(TASK STATEMENT):
Tell how many lines have the string "sanitize" in them, and write nothing besides the number.

··· RECORDS SHOWN

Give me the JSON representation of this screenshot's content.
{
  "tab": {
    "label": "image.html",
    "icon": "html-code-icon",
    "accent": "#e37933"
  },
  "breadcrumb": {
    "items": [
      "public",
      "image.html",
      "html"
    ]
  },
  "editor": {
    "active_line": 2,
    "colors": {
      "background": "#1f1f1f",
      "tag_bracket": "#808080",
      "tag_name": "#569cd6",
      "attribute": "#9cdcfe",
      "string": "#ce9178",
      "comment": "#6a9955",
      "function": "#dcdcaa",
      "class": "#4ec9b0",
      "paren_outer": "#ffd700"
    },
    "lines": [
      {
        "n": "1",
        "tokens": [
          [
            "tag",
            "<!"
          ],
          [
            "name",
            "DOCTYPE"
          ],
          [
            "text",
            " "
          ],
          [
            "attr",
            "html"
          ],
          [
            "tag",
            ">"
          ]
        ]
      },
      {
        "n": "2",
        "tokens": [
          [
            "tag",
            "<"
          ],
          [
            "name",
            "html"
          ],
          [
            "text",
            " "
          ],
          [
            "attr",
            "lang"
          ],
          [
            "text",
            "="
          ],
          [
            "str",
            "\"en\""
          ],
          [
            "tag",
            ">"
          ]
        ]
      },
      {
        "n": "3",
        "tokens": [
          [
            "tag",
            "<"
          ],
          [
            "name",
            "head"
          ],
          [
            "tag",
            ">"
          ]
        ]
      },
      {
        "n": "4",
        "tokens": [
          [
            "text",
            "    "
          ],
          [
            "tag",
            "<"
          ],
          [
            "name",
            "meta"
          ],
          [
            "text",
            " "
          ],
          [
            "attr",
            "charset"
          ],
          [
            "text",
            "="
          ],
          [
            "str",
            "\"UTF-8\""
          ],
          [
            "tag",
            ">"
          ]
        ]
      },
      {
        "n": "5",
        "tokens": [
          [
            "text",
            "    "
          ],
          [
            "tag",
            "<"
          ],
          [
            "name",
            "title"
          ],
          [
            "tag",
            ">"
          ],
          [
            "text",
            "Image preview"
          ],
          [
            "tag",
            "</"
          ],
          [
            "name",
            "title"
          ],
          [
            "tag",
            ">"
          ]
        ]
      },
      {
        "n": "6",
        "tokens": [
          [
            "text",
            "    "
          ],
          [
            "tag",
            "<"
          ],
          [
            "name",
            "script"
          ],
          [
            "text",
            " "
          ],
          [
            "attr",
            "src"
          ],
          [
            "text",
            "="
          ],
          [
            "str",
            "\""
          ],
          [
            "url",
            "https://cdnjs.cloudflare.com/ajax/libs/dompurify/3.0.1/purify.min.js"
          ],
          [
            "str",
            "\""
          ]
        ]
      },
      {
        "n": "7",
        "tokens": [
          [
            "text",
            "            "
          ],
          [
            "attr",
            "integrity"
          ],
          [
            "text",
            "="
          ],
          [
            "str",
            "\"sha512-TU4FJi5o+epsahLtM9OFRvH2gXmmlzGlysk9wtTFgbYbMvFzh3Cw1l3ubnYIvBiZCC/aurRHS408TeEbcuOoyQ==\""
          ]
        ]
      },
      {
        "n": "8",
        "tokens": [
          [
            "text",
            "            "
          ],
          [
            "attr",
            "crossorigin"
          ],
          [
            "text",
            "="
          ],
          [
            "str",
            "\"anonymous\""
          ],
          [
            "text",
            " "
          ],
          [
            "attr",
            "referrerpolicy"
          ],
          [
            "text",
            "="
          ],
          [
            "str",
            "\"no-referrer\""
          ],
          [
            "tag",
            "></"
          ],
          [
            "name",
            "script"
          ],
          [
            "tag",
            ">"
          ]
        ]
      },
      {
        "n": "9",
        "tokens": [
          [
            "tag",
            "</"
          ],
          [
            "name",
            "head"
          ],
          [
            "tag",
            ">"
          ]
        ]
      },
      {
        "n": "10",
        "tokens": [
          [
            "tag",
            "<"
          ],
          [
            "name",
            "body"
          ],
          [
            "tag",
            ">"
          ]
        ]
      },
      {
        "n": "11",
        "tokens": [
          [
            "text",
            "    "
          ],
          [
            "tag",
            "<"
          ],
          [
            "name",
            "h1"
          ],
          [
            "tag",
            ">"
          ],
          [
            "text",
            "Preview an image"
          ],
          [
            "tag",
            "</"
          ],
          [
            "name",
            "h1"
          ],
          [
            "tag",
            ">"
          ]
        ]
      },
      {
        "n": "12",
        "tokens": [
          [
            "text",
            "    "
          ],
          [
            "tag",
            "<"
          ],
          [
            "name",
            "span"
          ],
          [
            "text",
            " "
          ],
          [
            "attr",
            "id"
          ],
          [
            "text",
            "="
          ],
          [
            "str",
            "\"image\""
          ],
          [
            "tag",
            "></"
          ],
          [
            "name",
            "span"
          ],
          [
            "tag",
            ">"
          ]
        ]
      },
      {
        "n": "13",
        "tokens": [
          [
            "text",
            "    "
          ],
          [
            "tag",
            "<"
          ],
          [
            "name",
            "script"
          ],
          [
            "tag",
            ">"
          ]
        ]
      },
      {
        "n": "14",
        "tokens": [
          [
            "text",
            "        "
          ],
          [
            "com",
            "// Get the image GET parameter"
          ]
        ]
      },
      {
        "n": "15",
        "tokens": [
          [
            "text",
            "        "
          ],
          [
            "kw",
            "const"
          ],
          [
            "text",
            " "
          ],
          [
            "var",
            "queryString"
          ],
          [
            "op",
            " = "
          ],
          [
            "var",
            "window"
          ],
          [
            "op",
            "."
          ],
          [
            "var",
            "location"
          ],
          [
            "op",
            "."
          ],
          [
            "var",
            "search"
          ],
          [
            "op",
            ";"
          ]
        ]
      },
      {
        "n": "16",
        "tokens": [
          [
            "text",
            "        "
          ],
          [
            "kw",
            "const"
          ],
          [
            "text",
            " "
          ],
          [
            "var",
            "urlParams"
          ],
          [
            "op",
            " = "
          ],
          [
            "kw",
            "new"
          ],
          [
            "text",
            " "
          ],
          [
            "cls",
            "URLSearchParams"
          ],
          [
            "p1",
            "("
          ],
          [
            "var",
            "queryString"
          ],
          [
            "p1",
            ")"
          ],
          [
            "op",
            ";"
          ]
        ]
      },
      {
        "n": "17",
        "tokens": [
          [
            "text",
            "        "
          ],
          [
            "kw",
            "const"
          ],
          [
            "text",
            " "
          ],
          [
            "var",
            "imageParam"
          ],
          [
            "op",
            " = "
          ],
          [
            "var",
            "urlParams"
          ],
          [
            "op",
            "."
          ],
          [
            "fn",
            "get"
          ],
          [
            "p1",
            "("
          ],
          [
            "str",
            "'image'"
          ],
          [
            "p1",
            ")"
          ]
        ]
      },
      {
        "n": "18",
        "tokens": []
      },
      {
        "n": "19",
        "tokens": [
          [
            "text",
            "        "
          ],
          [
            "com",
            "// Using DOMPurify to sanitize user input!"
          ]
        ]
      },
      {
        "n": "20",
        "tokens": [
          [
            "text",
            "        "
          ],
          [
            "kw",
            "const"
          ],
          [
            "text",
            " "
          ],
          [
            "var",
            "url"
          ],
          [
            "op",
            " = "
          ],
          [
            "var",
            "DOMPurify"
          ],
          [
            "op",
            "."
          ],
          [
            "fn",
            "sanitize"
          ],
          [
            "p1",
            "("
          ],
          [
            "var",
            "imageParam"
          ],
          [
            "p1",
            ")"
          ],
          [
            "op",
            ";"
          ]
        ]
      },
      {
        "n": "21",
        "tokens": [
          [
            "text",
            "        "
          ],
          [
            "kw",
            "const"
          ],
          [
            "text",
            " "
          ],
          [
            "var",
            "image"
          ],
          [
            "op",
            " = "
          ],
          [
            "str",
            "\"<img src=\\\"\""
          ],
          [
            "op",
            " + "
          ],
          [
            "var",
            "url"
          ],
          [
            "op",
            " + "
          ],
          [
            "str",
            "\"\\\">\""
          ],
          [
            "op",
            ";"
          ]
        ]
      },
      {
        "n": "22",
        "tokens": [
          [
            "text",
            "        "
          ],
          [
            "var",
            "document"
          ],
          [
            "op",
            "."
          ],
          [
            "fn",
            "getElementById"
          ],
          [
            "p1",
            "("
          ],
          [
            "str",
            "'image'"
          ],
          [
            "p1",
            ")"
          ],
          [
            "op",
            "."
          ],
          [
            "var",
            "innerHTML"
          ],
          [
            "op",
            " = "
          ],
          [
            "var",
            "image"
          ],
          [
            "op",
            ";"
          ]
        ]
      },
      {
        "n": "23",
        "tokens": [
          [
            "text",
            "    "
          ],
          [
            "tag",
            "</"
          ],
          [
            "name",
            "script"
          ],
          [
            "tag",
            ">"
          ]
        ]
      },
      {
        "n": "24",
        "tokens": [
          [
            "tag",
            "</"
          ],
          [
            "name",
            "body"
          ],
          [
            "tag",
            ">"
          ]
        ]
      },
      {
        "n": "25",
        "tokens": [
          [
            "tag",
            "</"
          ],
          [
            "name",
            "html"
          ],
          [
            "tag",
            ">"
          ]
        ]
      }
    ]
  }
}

······

(ANSWER BELOW):
2